# DATA TO USE
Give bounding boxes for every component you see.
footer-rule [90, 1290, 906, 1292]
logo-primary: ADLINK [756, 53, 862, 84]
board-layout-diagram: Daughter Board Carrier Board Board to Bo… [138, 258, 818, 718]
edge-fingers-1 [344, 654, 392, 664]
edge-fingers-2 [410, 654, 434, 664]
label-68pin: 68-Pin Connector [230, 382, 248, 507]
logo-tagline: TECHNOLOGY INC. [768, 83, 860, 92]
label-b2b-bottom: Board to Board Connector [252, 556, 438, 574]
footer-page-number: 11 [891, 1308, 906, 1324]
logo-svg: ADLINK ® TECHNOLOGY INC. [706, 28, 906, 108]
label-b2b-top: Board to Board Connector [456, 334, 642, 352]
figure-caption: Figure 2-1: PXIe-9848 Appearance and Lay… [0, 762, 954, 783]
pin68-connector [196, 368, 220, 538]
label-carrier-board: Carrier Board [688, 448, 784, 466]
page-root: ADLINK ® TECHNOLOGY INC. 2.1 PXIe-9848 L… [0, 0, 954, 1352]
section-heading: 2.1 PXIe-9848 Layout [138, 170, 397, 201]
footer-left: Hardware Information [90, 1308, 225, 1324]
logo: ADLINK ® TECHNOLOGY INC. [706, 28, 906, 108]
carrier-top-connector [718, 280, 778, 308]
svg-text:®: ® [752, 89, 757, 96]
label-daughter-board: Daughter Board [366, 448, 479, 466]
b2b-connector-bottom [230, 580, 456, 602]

# WORK TO DO
Copy out all of the lines above verbatim, in the same order.

# TASK RESULT
Give bounding boxes for every component you see.
footer-rule [90, 1290, 906, 1292]
logo-primary: ADLINK [756, 53, 862, 84]
board-layout-diagram: Daughter Board Carrier Board Board to Bo… [138, 258, 818, 718]
edge-fingers-1 [344, 654, 392, 664]
edge-fingers-2 [410, 654, 434, 664]
label-68pin: 68-Pin Connector [230, 382, 248, 507]
logo-tagline: TECHNOLOGY INC. [768, 83, 860, 92]
label-b2b-bottom: Board to Board Connector [252, 556, 438, 574]
footer-page-number: 11 [891, 1308, 906, 1324]
logo-svg: ADLINK ® TECHNOLOGY INC. [706, 28, 906, 108]
label-b2b-top: Board to Board Connector [456, 334, 642, 352]
figure-caption: Figure 2-1: PXIe-9848 Appearance and Lay… [0, 762, 954, 783]
pin68-connector [196, 368, 220, 538]
label-carrier-board: Carrier Board [688, 448, 784, 466]
page-root: ADLINK ® TECHNOLOGY INC. 2.1 PXIe-9848 L… [0, 0, 954, 1352]
section-heading: 2.1 PXIe-9848 Layout [138, 170, 397, 201]
footer-left: Hardware Information [90, 1308, 225, 1324]
logo: ADLINK ® TECHNOLOGY INC. [706, 28, 906, 108]
carrier-top-connector [718, 280, 778, 308]
svg-text:®: ® [752, 89, 757, 96]
label-daughter-board: Daughter Board [366, 448, 479, 466]
b2b-connector-bottom [230, 580, 456, 602]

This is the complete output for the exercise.